* INSTRUCTION *
Scan the records and identify every line in which the string "Underfitting" occurs, then return those lines.
begin DATASET EXCERPTS
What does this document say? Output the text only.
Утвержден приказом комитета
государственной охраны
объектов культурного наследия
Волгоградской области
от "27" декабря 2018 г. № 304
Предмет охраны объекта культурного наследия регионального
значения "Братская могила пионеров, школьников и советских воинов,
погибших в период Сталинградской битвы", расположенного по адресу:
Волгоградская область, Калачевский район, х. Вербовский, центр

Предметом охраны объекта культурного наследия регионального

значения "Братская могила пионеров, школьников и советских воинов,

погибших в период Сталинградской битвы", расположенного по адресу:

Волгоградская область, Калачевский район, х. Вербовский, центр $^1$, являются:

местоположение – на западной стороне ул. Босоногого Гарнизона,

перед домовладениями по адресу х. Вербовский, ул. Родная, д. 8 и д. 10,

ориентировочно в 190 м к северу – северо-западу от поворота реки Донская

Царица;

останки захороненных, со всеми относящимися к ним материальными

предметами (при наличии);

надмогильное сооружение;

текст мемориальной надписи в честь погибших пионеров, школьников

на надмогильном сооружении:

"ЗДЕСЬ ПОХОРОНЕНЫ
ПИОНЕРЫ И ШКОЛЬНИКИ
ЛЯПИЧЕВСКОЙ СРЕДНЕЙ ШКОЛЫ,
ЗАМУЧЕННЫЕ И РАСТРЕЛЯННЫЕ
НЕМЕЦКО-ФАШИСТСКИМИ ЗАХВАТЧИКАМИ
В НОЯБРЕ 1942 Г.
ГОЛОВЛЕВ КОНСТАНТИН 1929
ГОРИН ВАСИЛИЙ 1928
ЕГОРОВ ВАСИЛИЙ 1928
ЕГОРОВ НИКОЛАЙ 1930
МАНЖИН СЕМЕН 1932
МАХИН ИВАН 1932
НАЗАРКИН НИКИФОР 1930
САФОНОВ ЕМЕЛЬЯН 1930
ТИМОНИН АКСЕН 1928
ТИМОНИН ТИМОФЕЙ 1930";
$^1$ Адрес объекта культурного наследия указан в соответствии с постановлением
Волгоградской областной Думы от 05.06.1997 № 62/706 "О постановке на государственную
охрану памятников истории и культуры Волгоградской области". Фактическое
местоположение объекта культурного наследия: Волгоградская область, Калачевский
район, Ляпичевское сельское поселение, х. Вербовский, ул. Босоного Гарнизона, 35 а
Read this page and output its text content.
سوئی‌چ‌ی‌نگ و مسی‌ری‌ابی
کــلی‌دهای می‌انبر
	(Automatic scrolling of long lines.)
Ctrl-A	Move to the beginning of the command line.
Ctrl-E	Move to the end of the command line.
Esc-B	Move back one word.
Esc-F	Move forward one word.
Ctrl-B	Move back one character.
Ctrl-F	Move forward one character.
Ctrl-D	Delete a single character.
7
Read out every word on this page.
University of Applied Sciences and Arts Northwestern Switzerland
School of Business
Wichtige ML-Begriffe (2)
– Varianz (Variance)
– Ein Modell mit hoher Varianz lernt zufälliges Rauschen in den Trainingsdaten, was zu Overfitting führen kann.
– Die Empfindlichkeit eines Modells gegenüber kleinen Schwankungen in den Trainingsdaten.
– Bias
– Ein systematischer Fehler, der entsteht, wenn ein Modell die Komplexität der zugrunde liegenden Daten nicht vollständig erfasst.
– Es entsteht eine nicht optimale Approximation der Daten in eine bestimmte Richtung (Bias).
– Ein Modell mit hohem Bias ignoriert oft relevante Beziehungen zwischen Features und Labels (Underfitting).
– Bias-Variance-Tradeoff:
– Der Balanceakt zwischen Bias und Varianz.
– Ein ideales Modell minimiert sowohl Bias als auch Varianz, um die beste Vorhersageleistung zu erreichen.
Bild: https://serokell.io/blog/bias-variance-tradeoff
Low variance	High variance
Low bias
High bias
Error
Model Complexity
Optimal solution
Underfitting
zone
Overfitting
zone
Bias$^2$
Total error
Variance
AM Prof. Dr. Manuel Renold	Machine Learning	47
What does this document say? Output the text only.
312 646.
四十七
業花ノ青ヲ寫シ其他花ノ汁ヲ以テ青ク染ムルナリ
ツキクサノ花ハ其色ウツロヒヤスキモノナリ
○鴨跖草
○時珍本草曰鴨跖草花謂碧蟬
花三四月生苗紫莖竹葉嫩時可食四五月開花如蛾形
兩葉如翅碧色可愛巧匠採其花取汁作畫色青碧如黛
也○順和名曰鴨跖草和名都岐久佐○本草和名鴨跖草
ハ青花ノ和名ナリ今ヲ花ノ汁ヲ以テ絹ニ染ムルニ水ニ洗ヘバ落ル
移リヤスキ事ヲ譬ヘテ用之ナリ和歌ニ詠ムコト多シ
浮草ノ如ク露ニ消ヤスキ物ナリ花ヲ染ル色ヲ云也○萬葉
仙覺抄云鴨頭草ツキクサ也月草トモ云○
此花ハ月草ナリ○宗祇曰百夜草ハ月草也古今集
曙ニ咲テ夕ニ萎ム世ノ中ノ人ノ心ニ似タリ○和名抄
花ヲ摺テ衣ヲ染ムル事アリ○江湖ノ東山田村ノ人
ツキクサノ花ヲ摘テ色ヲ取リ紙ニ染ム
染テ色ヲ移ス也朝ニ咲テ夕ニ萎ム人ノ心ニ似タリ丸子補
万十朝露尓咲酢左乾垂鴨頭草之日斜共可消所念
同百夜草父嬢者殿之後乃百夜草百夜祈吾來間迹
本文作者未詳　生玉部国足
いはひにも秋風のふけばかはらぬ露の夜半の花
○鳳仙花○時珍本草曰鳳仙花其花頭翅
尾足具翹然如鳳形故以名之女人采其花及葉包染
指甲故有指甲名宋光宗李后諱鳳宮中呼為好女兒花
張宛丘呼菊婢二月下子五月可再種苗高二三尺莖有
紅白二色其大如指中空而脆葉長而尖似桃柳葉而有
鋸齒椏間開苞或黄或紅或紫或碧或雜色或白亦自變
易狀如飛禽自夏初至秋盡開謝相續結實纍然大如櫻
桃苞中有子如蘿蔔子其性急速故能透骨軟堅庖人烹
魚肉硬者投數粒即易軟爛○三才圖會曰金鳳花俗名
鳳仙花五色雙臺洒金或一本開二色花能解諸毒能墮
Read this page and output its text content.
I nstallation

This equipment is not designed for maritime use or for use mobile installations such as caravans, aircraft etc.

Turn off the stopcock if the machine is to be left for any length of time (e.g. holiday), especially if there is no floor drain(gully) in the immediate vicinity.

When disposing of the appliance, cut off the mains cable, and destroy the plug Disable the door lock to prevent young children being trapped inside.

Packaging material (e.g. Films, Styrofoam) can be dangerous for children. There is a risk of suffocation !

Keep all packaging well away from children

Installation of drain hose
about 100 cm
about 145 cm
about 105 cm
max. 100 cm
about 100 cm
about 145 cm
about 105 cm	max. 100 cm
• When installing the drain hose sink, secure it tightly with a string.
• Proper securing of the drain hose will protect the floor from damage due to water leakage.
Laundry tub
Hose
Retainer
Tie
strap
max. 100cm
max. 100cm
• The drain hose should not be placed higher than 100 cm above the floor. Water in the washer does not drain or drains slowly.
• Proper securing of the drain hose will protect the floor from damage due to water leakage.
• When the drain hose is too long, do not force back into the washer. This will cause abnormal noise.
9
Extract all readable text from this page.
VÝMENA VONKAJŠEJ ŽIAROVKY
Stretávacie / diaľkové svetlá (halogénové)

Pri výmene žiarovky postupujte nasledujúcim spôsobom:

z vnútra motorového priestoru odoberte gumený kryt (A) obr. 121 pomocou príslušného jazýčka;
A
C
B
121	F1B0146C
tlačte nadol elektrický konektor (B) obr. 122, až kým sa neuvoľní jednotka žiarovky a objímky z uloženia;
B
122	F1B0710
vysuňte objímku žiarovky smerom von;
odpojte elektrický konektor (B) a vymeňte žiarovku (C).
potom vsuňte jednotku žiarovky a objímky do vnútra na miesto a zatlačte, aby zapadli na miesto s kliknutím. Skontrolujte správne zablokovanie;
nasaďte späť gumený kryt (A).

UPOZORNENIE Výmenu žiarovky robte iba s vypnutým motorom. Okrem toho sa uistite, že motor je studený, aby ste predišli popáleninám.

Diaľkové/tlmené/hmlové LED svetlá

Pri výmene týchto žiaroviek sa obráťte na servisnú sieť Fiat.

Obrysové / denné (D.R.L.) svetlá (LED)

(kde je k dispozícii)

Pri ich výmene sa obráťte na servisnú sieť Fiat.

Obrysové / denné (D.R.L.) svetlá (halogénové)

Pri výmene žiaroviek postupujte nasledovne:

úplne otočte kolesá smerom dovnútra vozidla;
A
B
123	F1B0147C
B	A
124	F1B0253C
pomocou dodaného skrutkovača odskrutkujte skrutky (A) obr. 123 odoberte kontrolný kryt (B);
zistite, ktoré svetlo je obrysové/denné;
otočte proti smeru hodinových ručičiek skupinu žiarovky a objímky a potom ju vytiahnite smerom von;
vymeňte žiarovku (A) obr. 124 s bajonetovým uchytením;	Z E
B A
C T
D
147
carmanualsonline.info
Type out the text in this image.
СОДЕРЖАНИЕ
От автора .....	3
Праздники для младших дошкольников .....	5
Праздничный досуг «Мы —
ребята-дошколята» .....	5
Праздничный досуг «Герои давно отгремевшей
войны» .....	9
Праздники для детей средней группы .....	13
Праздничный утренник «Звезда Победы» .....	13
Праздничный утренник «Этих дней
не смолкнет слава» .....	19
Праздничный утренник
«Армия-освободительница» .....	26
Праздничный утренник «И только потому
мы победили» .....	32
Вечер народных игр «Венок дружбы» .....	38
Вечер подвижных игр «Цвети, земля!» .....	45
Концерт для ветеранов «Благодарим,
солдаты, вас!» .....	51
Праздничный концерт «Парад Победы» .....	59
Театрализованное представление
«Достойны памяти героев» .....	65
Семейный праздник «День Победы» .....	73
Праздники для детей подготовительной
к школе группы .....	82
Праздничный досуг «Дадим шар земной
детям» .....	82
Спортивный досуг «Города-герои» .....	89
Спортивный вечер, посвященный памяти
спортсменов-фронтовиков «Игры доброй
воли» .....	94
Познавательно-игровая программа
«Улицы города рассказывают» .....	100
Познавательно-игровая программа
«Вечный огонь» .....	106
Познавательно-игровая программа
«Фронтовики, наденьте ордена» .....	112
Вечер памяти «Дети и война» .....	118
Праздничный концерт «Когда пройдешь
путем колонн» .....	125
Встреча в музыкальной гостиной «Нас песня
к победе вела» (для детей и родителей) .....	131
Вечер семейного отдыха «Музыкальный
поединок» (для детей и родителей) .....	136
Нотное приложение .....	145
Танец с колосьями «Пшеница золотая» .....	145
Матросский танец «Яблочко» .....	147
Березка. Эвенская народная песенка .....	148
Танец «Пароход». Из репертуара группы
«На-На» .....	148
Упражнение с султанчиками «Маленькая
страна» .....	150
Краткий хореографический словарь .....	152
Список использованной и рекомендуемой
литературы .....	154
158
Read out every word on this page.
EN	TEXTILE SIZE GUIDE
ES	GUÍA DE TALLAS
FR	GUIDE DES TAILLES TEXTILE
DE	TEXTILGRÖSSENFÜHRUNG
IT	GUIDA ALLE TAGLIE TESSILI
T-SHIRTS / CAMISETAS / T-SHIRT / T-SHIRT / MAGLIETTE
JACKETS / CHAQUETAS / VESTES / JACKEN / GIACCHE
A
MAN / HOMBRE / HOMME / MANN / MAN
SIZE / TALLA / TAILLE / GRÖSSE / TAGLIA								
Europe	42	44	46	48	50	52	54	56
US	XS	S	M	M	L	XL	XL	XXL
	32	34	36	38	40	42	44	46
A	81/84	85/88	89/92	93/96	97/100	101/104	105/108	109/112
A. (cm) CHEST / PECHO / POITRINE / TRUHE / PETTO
end DATASET EXCERPTS
* ANSWER *
– Ein Modell mit hohem Bias ignoriert oft relevante Beziehungen zwischen Features und Labels (Underfitting).
Underfitting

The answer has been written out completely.